### [WHAT THE EXERCISE ASKS]
Rewrite the lines starting with the line that contains "Patent image size: (995, 308)." and going on through the line that contains "The centre 12 is at (333, 143).", with "strikes" in place of "impinges" and all else unchanged.
>>>>>
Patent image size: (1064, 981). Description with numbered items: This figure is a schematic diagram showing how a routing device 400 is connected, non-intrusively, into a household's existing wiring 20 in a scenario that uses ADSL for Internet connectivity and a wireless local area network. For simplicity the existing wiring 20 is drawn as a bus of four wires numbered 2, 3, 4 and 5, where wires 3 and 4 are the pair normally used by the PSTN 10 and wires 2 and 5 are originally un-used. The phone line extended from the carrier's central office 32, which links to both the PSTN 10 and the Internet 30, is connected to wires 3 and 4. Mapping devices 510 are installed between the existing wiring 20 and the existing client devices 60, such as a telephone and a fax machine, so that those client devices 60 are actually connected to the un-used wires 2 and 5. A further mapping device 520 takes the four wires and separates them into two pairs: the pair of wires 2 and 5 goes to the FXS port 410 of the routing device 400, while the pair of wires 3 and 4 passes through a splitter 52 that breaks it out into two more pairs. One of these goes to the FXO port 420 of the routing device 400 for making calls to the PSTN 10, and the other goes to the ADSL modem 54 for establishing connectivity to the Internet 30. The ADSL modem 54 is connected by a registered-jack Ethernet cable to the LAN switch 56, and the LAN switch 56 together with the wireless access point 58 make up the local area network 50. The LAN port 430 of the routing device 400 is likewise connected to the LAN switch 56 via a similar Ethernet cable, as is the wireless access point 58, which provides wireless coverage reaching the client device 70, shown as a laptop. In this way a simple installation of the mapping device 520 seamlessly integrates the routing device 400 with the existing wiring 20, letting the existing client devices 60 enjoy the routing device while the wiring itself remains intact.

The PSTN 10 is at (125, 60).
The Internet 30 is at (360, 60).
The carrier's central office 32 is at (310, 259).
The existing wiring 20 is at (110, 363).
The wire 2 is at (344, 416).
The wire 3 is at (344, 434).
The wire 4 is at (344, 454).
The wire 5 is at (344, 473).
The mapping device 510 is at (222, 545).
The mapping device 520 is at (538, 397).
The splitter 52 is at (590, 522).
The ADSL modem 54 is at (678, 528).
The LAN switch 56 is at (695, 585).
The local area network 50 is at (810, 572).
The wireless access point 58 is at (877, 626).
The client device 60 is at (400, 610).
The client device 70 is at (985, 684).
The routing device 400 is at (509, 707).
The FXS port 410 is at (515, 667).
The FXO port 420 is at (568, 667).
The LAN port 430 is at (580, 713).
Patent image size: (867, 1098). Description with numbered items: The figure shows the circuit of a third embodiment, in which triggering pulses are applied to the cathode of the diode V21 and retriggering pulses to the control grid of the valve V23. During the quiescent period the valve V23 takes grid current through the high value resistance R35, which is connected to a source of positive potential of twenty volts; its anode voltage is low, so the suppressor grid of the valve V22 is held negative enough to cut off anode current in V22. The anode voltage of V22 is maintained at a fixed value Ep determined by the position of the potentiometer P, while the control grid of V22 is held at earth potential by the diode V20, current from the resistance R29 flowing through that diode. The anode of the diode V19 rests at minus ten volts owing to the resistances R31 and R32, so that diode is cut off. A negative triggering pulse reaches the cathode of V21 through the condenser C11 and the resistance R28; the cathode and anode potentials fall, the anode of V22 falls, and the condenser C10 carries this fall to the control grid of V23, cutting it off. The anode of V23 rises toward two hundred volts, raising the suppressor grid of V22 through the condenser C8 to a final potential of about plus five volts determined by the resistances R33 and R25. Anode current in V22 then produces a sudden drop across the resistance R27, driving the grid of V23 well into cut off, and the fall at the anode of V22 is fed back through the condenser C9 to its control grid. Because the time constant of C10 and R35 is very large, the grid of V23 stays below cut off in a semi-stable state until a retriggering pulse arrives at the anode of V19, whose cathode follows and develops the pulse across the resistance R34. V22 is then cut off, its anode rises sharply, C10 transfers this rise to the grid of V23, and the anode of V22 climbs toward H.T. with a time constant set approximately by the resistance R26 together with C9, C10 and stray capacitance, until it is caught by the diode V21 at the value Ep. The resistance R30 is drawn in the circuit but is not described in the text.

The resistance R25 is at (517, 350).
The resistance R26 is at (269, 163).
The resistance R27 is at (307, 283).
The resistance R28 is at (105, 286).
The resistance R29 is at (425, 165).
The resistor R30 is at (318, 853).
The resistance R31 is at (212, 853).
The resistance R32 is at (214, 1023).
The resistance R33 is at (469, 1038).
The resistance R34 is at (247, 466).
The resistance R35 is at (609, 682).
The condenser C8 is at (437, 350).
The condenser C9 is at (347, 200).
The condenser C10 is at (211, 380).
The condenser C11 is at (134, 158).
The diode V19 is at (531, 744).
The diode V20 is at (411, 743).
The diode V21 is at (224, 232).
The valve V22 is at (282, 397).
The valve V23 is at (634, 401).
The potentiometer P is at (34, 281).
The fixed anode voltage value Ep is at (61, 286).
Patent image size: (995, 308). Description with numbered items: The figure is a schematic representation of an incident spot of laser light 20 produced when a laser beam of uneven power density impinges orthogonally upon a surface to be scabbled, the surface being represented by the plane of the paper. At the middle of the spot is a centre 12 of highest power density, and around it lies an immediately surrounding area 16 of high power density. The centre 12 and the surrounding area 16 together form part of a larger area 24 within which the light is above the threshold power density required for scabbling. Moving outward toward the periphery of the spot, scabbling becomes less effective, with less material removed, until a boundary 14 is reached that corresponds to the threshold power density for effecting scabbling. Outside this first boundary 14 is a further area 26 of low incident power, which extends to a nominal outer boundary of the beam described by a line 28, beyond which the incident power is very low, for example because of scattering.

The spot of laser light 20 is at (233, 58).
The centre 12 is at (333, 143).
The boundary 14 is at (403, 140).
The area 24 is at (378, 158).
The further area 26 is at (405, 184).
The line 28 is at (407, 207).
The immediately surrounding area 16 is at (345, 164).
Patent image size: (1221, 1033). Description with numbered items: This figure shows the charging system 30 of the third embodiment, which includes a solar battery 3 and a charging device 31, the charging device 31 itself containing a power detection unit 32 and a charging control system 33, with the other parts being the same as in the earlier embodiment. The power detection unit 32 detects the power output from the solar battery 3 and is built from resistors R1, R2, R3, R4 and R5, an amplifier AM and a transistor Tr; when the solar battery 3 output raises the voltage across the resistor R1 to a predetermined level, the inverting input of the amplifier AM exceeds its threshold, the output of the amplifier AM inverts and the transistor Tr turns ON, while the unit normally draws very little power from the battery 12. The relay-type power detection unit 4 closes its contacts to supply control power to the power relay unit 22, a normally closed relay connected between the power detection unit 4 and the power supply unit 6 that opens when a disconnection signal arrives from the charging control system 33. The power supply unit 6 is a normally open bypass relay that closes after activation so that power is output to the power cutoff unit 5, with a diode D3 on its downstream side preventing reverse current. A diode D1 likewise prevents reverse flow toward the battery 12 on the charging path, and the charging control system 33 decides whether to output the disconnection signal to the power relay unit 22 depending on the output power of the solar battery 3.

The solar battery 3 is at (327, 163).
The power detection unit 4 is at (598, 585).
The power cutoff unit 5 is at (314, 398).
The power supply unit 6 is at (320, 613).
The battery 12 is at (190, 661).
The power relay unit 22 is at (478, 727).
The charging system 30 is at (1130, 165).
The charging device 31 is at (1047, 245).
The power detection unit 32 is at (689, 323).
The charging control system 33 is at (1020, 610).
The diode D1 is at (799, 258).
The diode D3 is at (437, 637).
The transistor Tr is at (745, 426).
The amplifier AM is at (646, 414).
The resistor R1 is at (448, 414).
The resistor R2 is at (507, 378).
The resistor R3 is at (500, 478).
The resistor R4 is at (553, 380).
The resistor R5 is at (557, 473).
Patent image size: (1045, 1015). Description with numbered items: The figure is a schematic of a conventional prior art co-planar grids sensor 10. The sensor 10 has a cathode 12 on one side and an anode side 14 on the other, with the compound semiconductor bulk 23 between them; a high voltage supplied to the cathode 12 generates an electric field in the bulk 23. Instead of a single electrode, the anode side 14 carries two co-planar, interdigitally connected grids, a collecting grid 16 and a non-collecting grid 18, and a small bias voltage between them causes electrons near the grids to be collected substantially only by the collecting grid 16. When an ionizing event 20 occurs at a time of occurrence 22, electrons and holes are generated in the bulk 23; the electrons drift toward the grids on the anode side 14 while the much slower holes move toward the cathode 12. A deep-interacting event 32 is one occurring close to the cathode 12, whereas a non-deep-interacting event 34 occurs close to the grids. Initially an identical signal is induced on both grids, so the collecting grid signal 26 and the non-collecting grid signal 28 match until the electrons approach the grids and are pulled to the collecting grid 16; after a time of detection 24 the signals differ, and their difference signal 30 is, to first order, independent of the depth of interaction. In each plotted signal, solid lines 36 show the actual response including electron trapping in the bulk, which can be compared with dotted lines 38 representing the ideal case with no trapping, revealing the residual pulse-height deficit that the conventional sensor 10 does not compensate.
<<<<<
### [WRITTEN REPLY]
Patent image size: (995, 308). Description with numbered items: The figure is a schematic representation of an incident spot of laser light 20 produced when a laser beam of uneven power density strikes orthogonally upon a surface to be scabbled, the surface being represented by the plane of the paper. At the middle of the spot is a centre 12 of highest power density, and around it lies an immediately surrounding area 16 of high power density. The centre 12 and the surrounding area 16 together form part of a larger area 24 within which the light is above the threshold power density required for scabbling. Moving outward toward the periphery of the spot, scabbling becomes less effective, with less material removed, until a boundary 14 is reached that corresponds to the threshold power density for effecting scabbling. Outside this first boundary 14 is a further area 26 of low incident power, which extends to a nominal outer boundary of the beam described by a line 28, beyond which the incident power is very low, for example because of scattering.

The spot of laser light 20 is at (233, 58).
The centre 12 is at (333, 143).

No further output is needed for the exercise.